PAGE EXTRACT —
........
A purchasing alliance shall not do any of the following:
(a) Purchase health care services, assume risk for the cost or provision of health services, or otherwise contract with health care providers for the provision of health care services directly to enrollees.
(b) Exclude a small employer or eligible employee or dependent of an eligible employee of a small employer from membership in the purchasing alliance who agrees to pay fees for membership and the premium for coverage through the purchasing alliance and who abides by the bylaws and rules of the purchasing alliance.
(c) Prohibit the participation of small employers, as described in subdivision (a) of Section 1357.03 of the Health and Safety Code and in subdivision (b) of Section 10705, or utilize risk adjustment practices that conflict with the small employer group health provisions described in subdivisions (a) and (b) of Section 1357.12 of the Health and Safety Code and subdivision (b) of Section 10714.
(d) Charge a fee not directly related to the operation of the purchasing alliance.
(e) As a condition of participation, require an employer or small employer, eligible employee or dependent to subscribe to nonhealth care or nonhealth insurance related products or services.
(f) Operate the purchasing alliance or market the purchasing alliance in a service region in a way that would cause the purchasing alliance to select a risk pool with health care utilization that is significantly below the average for all similar groups with similar coverage in the same region.
(g) Engage in any competitive act or practice that results in the selection of small employers and his or her enrollees and dependents based on actual or expected health status, claims experience, medical utilization, industry, occupation, or geographic location within the service region.
(h) Require or take any action inconsistent or in conflict with state laws or regulations.
(Added by Stats. 1996, Ch. 916, Sec. 1. Effective January 1, 1997.)
........
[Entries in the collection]

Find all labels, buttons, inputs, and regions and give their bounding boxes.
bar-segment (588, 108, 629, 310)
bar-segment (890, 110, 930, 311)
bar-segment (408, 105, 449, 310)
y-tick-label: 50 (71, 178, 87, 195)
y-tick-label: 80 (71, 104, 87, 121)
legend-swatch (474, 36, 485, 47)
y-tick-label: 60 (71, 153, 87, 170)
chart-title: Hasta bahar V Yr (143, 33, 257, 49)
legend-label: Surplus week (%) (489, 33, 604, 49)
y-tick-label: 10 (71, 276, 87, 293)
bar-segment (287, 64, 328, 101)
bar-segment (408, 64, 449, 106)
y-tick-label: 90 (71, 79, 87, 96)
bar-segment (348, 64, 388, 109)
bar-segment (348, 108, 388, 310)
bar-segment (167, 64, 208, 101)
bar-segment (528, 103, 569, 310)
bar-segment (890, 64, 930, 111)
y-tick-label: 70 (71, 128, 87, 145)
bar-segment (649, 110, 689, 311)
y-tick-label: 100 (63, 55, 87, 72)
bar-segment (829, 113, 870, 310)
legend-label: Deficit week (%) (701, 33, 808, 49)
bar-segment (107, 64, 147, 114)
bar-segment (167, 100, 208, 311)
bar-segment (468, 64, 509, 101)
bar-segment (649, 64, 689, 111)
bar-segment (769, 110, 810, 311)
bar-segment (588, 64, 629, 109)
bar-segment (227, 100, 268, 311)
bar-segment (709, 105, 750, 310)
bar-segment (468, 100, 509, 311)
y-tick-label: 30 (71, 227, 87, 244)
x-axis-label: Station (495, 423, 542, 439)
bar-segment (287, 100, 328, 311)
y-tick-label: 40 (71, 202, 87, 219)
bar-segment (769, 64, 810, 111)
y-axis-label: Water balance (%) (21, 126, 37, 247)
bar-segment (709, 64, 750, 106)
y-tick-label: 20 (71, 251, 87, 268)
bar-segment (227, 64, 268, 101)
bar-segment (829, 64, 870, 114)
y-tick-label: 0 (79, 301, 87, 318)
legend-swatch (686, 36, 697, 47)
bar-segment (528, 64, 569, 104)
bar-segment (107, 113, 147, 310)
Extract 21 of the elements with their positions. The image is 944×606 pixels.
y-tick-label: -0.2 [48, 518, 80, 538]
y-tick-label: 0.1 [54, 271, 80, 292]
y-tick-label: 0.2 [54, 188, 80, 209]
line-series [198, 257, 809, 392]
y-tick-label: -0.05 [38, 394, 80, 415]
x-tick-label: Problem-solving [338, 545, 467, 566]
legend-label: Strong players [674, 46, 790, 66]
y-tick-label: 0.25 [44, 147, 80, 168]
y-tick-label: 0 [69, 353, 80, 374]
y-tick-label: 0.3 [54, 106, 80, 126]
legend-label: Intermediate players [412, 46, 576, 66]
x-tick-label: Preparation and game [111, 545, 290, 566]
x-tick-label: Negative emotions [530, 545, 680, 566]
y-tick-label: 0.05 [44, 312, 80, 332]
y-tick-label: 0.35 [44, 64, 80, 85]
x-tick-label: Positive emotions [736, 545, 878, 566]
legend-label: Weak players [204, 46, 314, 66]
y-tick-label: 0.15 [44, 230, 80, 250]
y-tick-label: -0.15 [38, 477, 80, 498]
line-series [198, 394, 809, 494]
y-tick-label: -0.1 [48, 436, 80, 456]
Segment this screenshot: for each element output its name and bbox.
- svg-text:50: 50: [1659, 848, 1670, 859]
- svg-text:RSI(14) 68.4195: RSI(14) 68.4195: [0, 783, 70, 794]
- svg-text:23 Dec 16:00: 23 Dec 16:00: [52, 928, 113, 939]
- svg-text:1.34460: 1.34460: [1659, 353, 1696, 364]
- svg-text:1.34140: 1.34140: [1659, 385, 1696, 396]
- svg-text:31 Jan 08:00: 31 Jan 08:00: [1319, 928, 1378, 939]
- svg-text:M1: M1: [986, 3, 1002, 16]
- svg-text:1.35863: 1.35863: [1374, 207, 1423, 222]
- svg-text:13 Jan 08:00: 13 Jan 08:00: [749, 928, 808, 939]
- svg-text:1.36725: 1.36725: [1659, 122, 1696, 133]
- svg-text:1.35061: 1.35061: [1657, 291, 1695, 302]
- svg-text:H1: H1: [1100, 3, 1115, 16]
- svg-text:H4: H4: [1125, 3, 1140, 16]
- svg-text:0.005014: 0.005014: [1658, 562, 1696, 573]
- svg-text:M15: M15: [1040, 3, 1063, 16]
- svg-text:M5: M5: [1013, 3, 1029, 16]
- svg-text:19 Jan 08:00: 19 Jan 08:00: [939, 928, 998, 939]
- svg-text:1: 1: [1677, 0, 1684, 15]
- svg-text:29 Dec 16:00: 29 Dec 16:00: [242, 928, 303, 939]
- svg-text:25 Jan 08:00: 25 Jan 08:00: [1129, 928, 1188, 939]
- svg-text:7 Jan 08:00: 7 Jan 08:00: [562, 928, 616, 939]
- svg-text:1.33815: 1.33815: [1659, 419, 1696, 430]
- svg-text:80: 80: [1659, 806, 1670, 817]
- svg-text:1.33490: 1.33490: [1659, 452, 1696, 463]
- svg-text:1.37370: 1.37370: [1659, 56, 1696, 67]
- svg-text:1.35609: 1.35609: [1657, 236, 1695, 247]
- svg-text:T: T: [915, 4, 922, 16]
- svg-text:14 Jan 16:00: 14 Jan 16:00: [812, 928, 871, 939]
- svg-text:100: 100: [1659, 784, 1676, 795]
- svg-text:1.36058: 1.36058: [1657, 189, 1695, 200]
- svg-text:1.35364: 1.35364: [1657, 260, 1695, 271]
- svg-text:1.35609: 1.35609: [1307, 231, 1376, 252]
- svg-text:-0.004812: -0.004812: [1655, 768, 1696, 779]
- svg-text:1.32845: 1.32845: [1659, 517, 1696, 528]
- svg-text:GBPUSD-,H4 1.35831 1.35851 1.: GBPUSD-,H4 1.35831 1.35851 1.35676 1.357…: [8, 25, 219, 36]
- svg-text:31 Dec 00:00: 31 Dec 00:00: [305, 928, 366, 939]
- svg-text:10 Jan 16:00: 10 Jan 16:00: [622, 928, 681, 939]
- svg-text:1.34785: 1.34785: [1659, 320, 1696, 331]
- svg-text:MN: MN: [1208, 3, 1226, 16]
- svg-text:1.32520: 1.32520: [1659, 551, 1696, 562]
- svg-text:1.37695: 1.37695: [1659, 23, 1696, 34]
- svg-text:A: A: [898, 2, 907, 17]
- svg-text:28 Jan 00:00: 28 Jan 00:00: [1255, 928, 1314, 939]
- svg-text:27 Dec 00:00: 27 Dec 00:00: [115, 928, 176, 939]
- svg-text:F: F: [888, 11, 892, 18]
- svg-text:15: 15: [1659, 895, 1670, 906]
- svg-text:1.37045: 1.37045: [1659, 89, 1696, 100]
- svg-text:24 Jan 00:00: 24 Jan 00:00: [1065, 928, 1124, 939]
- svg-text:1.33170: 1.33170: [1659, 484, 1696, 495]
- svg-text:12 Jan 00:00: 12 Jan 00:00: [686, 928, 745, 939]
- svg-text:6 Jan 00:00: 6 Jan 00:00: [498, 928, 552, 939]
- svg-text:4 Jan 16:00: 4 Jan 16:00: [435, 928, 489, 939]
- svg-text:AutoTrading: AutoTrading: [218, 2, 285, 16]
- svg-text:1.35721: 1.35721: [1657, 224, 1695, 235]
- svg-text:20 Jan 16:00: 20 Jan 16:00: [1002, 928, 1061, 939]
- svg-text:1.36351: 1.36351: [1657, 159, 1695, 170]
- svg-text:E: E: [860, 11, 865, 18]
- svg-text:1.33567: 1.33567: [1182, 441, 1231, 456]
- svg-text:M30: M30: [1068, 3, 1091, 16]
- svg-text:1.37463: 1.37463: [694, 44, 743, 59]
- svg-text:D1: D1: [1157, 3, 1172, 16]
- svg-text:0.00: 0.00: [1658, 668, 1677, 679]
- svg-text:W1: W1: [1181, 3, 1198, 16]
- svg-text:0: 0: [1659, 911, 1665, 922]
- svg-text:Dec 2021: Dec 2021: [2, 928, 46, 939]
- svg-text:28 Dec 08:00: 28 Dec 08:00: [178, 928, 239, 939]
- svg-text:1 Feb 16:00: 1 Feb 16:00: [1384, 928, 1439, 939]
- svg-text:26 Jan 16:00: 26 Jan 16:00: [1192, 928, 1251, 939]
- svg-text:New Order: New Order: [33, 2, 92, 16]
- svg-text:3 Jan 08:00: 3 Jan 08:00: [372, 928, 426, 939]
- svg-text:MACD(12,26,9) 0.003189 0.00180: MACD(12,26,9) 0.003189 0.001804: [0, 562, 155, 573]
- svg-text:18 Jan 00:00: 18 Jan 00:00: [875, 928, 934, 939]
........
EXERCISES TO COMPLETE —
- a) According to the text on purchasing alliances, on what date did this section become effective?
- b) Decide whether each statement agrees with the text on purchasing alliances, answering yes or no and quoting the deciding words: (i) A purchasing alliance may charge a fee that is not directly related to its operation. (ii) A purchasing alliance may not make subscribing to nonhealth insurance related products a condition of participation. (iii) The section was added by Stats. 1996, Ch. 916.
- c) Write out the part of the text on purchasing alliances that starts with "(e) As a condition" and goes on through "laws or regulations.".

ANSWERS PER TASK —
- a) January 1, 1997.

- b)
(i) No: "A purchasing alliance shall not do any of the following" and "Charge a fee not directly related to the operation of the purchasing alliance."
(ii) Yes: "As a condition of participation, require an employer or small employer, eligible employee or dependent to subscribe to nonhealth care or nonhealth insurance related products or services."
(iii) Yes: "Added by Stats. 1996, Ch. 916, Sec. 1."

- c)
(e) As a condition of participation, require an employer or small employer, eligible employee or dependent to subscribe to nonhealth care or nonhealth insurance related products or services.
(f) Operate the purchasing alliance or market the purchasing alliance in a service region in a way that would cause the purchasing alliance to select a risk pool with health care utilization that is significantly below the average for all similar groups with similar coverage in the same region.
(g) Engage in any competitive act or practice that results in the selection of small employers and his or her enrollees and dependents based on actual or expected health status, claims experience, medical utilization, industry, occupation, or geographic location within the service region.
(h) Require or take any action inconsistent or in conflict with state laws or regulations.